**Requisitos das tarefas**
#1 Responda a estas perguntas sobre o texto de memórias da comida da infância:
(a) Que tipo de fogão havia na cozinha?
(b) Porque é que, em casa dos pais, a carne de porco era a eleita?
(c) Para que se dizia que eram boas as folhas de hortelã postas no caldo verde?
#2 Retome o texto de memórias da comida da infância e continue-o a partir da última frase apresentada.

**Texto do documento**
+--

Ainda hoje tenho saudades da comida da minha mãe, apesar dos muitos anos que já me separam da infância. Retenho memórias dos seus cheiros e dos sabores que lhe são característicos e que o tempo não esbateu. De tal forma que, quando a vida me fez sair de casa e tomar outro rumo, custou-me bastante a adaptação a novos aromas e paladares bem diferentes daqueles a que estava habituado, que eram as minhas referências gastronómicas. Numa cozinha simples, com um fogão a lenha que eu gostava de alimentar metendo cavaco atrás de cavaco, mas com todas as cautelas para não me chamuscar, dotada somente de dois tachos e outras tantas panelas, não havia máquinas nem apetrechos de cozinha como hoje. No entanto, a comida sabia tão bem, que não esqueci nunca. E nem eram os cozinhados mais complicados que me atraíam e que eram muito raros, mas as coisas simples desse tempo em que não havia margem para escolher: era aquilo ou então, “aquilo”. A “escolha” estava feita por natureza. Mas a comida da minha mãe tinha um paladar tão próprio!!! …
Em casa dos meus pais a carne de porco era a eleita porque o pai não gostava de carne de vaca. Por isso, seguia-se a tradição matando um porco no inverno segundo os usos e costumes da região, que acabava guardado na salgadeira, a forma tradicional de conservar a carne, até porque não havia frigoríficos nem arcas. E tinha der ser gordo, muito gordo mesmo, pois na aldeia havia uma espécie de competição para ver quem tinha o porco mais pesado. Era normal matarem-se porcos com mais de quinze arrobas. Dali saíam os presuntos, pás e “calubas” para serem dependuradas na cozinha tradicional em casa da minha avó, juntamente com os enchidos, salpicões e chouriças de sangue, e tudo o mais “rendia” ao longo do ano. Do porco, entre outros, ficou-me o gosto pelos ossos de assuã (ou de assuão) no caldo verde. Os ossos são cozidos no próprio “caldo” e a sua gordura dá-lhe um sabor especial. Assim preparado, o caldo verde era servido em prato ou numa enorme “malga”, regado com um fio de azeite e muitas vezes coberto com folhas de hortelã (dizia-se que eram boas para combater as “bichas”).

+--

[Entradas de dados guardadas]
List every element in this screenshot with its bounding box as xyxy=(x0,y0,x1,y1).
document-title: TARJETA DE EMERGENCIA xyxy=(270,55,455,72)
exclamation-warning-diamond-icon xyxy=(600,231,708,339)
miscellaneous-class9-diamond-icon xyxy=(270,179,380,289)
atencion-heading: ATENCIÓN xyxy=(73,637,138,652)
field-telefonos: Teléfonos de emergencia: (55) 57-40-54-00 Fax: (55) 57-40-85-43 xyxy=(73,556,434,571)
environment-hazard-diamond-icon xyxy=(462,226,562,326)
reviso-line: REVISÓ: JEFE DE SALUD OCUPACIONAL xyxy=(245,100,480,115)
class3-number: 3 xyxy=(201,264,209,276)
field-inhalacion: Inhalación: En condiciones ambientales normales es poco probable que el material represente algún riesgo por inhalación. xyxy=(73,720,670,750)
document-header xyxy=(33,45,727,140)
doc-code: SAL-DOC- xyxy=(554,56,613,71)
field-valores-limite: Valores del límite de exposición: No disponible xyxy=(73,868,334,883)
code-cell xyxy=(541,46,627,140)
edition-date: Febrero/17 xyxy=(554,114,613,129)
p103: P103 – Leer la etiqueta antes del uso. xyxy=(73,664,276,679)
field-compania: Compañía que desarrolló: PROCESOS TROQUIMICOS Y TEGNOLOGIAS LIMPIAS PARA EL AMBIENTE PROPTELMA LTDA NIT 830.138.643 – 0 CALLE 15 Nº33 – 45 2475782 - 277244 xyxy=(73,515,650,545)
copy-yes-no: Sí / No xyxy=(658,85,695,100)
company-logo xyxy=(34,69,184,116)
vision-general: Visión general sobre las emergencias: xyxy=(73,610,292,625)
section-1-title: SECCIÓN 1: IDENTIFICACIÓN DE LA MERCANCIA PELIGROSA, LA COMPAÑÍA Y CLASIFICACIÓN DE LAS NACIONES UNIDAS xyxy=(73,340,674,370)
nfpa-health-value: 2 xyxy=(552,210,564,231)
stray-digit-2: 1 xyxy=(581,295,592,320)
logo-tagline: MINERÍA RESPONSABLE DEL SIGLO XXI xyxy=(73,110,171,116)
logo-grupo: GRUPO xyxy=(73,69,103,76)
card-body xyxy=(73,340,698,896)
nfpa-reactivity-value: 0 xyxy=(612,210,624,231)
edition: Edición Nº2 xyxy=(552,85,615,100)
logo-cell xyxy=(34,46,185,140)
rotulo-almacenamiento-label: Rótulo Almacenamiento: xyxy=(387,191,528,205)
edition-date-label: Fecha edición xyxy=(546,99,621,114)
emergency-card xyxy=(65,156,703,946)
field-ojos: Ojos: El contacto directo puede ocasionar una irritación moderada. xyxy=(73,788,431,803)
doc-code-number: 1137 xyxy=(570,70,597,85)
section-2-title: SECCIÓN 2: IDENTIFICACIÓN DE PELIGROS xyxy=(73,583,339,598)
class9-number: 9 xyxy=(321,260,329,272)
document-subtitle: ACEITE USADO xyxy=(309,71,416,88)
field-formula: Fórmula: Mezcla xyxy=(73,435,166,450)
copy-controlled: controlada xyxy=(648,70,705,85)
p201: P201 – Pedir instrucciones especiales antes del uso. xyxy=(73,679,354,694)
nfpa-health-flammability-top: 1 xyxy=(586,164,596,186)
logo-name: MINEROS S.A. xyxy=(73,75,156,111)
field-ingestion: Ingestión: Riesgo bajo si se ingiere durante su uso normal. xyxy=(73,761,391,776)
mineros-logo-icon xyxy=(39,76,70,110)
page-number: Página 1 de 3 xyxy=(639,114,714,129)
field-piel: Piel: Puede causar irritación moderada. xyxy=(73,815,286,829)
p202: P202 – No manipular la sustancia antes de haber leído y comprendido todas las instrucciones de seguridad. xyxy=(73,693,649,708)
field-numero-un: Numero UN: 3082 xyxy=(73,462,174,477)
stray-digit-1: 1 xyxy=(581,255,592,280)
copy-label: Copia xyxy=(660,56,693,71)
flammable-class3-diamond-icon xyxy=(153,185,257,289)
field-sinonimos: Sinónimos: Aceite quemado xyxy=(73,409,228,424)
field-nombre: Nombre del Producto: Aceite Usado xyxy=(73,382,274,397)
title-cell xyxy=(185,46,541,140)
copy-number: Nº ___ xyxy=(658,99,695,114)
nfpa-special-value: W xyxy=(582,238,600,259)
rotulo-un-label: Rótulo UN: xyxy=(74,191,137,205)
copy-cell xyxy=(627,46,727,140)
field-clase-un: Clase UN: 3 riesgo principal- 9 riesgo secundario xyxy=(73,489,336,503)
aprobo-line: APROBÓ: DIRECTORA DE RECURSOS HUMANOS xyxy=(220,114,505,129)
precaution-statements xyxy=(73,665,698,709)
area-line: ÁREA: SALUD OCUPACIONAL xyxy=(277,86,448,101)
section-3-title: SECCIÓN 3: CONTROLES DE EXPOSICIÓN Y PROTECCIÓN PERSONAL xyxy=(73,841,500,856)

+--

**Respostas por item**
#1
(a) Um fogão a lenha.
(b) Porque o pai não gostava de carne de vaca.
(c) Dizia-se que eram boas para combater as "bichas".

#2
Em simultâneo com o caldo, ia-se rapando dos ossos, pacientemente, a pouca carne que lhes estava agarrada, ficando o “tutano” para o final. Certo é que, agarrado ao osso, não ficava um bocadinho de carne sequer. Quem não gostava desse “excesso de zelo” era o cão…
No dia da “desfazedura do porco” também se preparavam os rojões num grande tacho, usando para o efeito quase só carne da barriga porque os rojões entremeados eram (e são) os melhores. No meio deles havia uns especiais, os “rojões do redenho”. Para quem não conhece – e ainda há um ou outro restaurante de comida tradicional que os tem na sua ementa – são feitos com a gordura que envolve os intestinos e que, posta a “regir” juntamente com a carne dos rojões normais, dá esse produto saboroso, desaconselhado por médicos e excluído da dieta alimentar pelos nutricionistas dado o seu elevado teor em gordura. Mas que são saborosos, não há dúvida.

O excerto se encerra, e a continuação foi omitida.